▶ [DATA EXCERPTS]
* start *

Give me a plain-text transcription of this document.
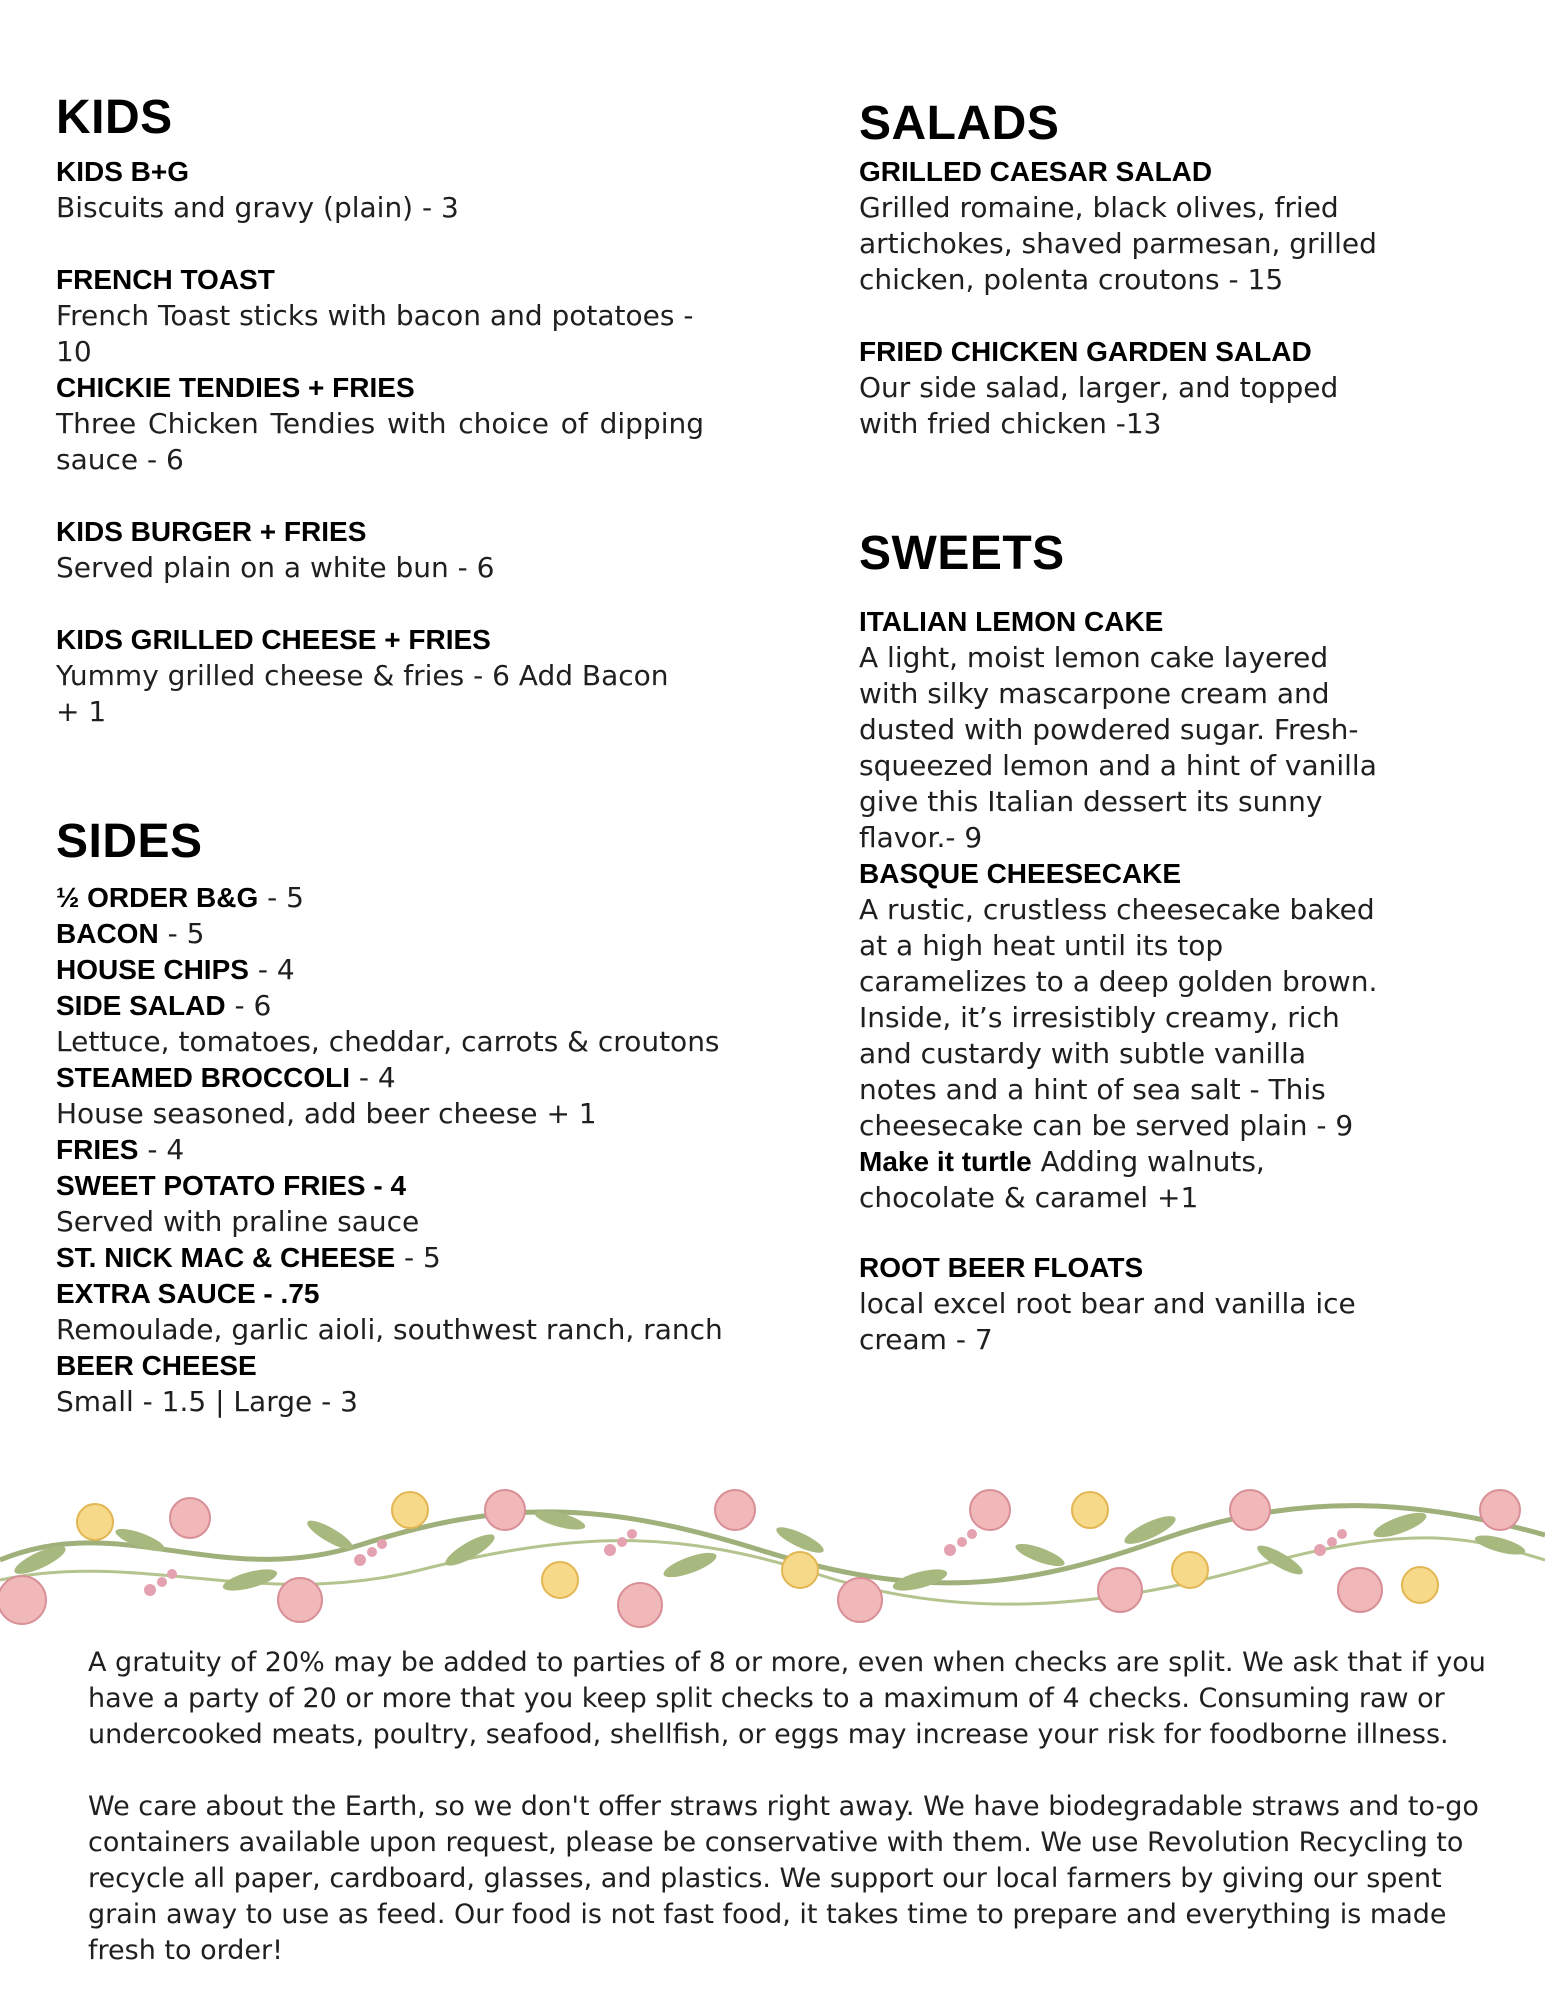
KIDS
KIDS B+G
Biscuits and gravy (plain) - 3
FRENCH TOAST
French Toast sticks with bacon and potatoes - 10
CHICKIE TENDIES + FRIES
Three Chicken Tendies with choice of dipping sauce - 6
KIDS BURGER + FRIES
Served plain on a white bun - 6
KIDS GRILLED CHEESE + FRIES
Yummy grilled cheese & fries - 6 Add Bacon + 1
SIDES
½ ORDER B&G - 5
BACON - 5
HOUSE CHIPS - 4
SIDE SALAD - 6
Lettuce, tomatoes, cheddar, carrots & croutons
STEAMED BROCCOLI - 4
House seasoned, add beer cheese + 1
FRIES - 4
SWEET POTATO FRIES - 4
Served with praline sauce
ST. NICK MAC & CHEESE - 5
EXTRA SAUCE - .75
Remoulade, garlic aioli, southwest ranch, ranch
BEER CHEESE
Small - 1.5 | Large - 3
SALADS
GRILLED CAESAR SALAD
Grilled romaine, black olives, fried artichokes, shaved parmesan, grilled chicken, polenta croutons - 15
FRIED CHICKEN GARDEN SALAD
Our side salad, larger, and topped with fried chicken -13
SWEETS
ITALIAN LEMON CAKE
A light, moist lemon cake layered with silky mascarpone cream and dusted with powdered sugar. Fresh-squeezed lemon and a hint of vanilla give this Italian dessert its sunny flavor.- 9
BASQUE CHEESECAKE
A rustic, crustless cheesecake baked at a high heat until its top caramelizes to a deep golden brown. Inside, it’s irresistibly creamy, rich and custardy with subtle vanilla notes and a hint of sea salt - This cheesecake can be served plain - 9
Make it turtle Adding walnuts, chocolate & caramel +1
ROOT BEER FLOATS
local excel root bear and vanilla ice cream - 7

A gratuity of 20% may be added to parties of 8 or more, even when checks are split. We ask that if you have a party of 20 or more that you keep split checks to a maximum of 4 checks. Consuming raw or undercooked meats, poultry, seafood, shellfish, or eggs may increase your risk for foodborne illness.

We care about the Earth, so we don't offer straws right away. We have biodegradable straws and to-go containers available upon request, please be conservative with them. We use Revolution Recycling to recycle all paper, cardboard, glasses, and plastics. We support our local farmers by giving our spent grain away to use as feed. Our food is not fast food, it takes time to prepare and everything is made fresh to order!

* end *
* start *

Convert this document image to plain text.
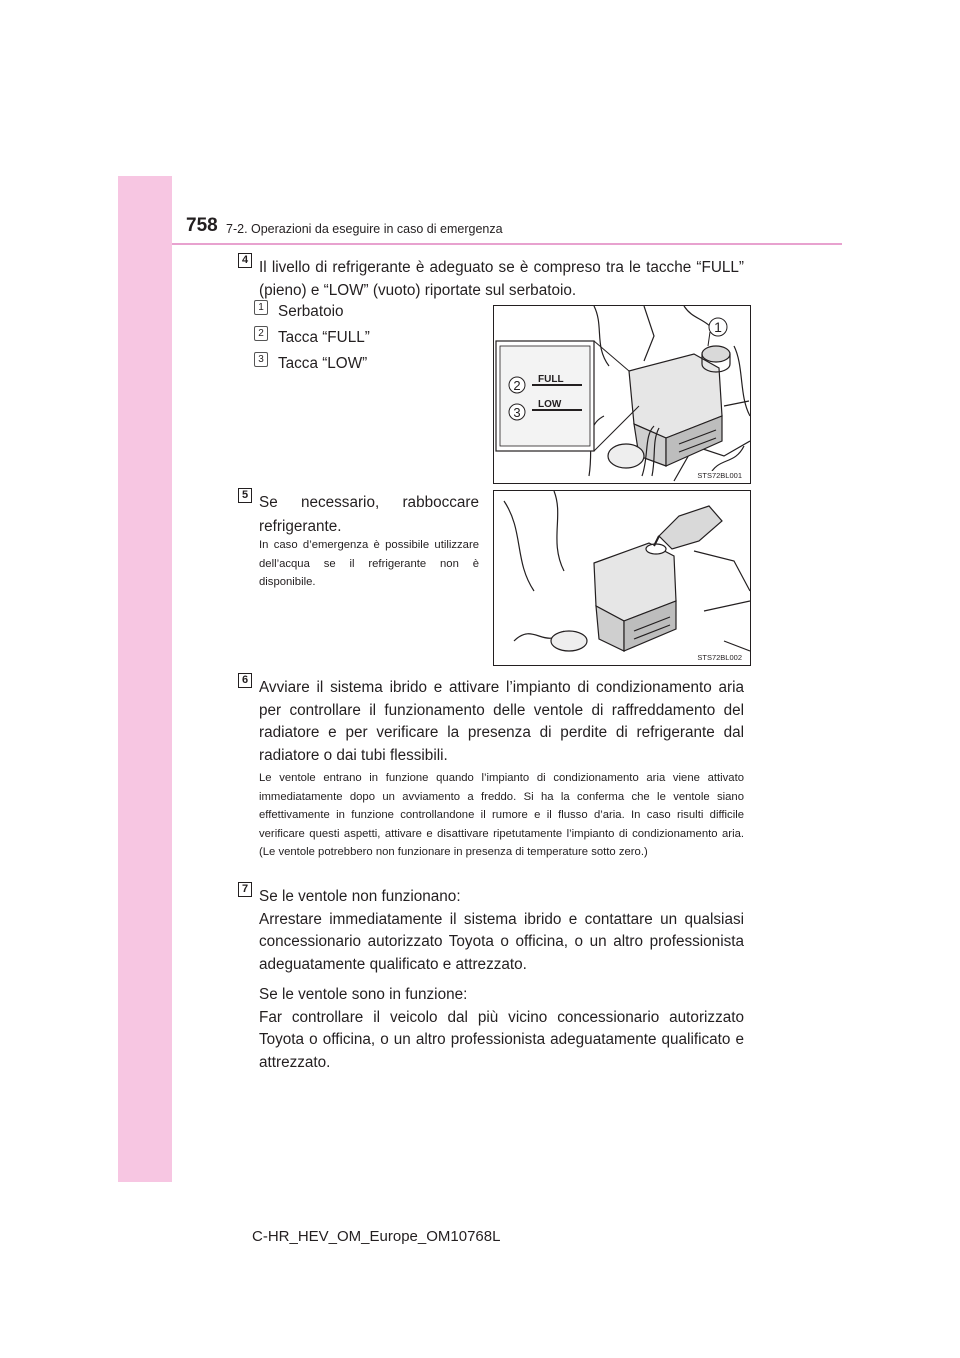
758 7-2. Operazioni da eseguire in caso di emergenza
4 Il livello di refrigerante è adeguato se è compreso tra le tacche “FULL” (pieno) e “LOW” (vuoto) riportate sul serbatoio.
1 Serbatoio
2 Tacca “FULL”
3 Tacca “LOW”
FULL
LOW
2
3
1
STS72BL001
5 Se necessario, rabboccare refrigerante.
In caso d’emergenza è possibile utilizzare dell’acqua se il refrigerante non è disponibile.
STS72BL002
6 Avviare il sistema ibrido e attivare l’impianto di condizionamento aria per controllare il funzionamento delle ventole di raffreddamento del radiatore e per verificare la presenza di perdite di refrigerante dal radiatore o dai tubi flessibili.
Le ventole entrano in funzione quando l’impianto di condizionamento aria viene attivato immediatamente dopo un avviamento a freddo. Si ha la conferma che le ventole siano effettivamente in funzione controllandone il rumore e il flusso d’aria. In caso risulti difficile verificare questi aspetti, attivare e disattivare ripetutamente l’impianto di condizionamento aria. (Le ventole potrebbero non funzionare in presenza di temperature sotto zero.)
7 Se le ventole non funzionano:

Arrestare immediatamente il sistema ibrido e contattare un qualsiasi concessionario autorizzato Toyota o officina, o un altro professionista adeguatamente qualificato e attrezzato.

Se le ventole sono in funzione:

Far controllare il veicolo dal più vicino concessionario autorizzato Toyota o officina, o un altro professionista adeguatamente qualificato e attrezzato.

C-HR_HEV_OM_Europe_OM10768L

* end *
* start *

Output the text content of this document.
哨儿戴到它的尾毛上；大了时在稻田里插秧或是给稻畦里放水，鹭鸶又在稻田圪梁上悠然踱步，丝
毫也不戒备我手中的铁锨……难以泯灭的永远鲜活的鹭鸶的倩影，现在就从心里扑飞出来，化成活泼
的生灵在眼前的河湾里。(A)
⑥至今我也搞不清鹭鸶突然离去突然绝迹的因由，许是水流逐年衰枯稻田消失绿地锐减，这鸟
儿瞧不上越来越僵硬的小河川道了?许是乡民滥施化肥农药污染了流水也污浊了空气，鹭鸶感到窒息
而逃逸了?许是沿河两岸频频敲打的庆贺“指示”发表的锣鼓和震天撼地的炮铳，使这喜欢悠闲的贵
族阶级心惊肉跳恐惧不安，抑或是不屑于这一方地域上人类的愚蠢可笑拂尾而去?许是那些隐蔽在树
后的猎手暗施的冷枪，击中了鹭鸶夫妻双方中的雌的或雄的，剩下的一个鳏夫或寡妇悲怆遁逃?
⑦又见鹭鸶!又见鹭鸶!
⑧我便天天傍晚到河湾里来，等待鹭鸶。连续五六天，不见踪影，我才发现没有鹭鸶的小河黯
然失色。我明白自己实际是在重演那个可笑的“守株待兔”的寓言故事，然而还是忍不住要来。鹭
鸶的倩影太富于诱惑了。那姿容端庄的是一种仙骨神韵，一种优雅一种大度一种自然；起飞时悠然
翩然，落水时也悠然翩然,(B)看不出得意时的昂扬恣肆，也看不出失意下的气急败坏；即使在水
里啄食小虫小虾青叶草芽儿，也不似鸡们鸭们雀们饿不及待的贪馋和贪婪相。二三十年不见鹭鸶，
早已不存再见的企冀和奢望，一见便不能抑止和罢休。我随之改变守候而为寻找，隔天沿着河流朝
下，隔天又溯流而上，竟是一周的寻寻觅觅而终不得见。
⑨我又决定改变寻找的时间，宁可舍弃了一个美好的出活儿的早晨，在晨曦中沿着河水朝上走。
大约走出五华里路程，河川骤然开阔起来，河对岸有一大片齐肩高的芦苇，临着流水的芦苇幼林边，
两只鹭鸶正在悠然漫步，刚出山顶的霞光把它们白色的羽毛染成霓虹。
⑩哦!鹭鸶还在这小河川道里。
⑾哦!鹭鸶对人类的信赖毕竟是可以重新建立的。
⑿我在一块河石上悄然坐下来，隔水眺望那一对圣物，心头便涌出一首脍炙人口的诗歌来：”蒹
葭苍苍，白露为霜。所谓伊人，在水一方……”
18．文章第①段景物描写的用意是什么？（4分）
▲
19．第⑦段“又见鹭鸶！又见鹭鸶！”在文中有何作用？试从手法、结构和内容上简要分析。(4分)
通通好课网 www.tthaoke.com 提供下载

* end *

Only the number is wanted: how many lines in the data include the string "qualificato"?

2